━━━━━ EXERCISE INPUTS

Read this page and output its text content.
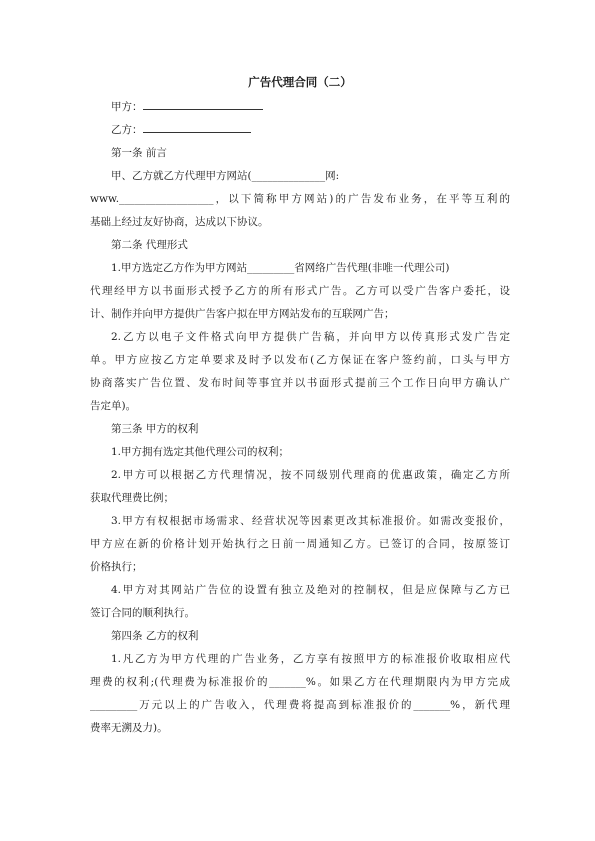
广告代理合同（二）
甲方：
乙方：
第一条 前言
甲、乙方就乙方代理甲方网站(______________网:
www.__________________，以下简称甲方网站)的广告发布业务，在平等互利的
基础上经过友好协商，达成以下协议。
第二条 代理形式
1.甲方选定乙方作为甲方网站_________省网络广告代理(非唯一代理公司)
代理经甲方以书面形式授予乙方的所有形式广告。乙方可以受广告客户委托，设
计、制作并向甲方提供广告客户拟在甲方网站发布的互联网广告；
2.乙方以电子文件格式向甲方提供广告稿，并向甲方以传真形式发广告定
单。甲方应按乙方定单要求及时予以发布(乙方保证在客户签约前，口头与甲方
协商落实广告位置、发布时间等事宜并以书面形式提前三个工作日向甲方确认广
告定单)。
第三条 甲方的权利
1.甲方拥有选定其他代理公司的权利；
2.甲方可以根据乙方代理情况，按不同级别代理商的优惠政策，确定乙方所
获取代理费比例；
3.甲方有权根据市场需求、经营状况等因素更改其标准报价。如需改变报价，
甲方应在新的价格计划开始执行之日前一周通知乙方。已签订的合同，按原签订
价格执行；
4.甲方对其网站广告位的设置有独立及绝对的控制权，但是应保障与乙方已
签订合同的顺利执行。
第四条 乙方的权利
1.凡乙方为甲方代理的广告业务，乙方享有按照甲方的标准报价收取相应代
理费的权利;(代理费为标准报价的_______%。如果乙方在代理期限内为甲方完成
_________万元以上的广告收入，代理费将提高到标准报价的_______%，新代理
费率无溯及力)。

━━━━━━━━━━

Omit the pictures and output all of the other material exactly.

* _FINAL RESULT_
Read this page and output its text content.
广告代理合同（二）
甲方：
乙方：
第一条 前言
甲、乙方就乙方代理甲方网站(______________网:
www.__________________，以下简称甲方网站)的广告发布业务，在平等互利的
基础上经过友好协商，达成以下协议。
第二条 代理形式
1.甲方选定乙方作为甲方网站_________省网络广告代理(非唯一代理公司)
代理经甲方以书面形式授予乙方的所有形式广告。乙方可以受广告客户委托，设
计、制作并向甲方提供广告客户拟在甲方网站发布的互联网广告；
2.乙方以电子文件格式向甲方提供广告稿，并向甲方以传真形式发广告定
单。甲方应按乙方定单要求及时予以发布(乙方保证在客户签约前，口头与甲方
协商落实广告位置、发布时间等事宜并以书面形式提前三个工作日向甲方确认广
告定单)。
第三条 甲方的权利
1.甲方拥有选定其他代理公司的权利；
2.甲方可以根据乙方代理情况，按不同级别代理商的优惠政策，确定乙方所
获取代理费比例；
3.甲方有权根据市场需求、经营状况等因素更改其标准报价。如需改变报价，
甲方应在新的价格计划开始执行之日前一周通知乙方。已签订的合同，按原签订
价格执行；
4.甲方对其网站广告位的设置有独立及绝对的控制权，但是应保障与乙方已
签订合同的顺利执行。
第四条 乙方的权利
1.凡乙方为甲方代理的广告业务，乙方享有按照甲方的标准报价收取相应代
理费的权利;(代理费为标准报价的_______%。如果乙方在代理期限内为甲方完成
_________万元以上的广告收入，代理费将提高到标准报价的_______%，新代理
费率无溯及力)。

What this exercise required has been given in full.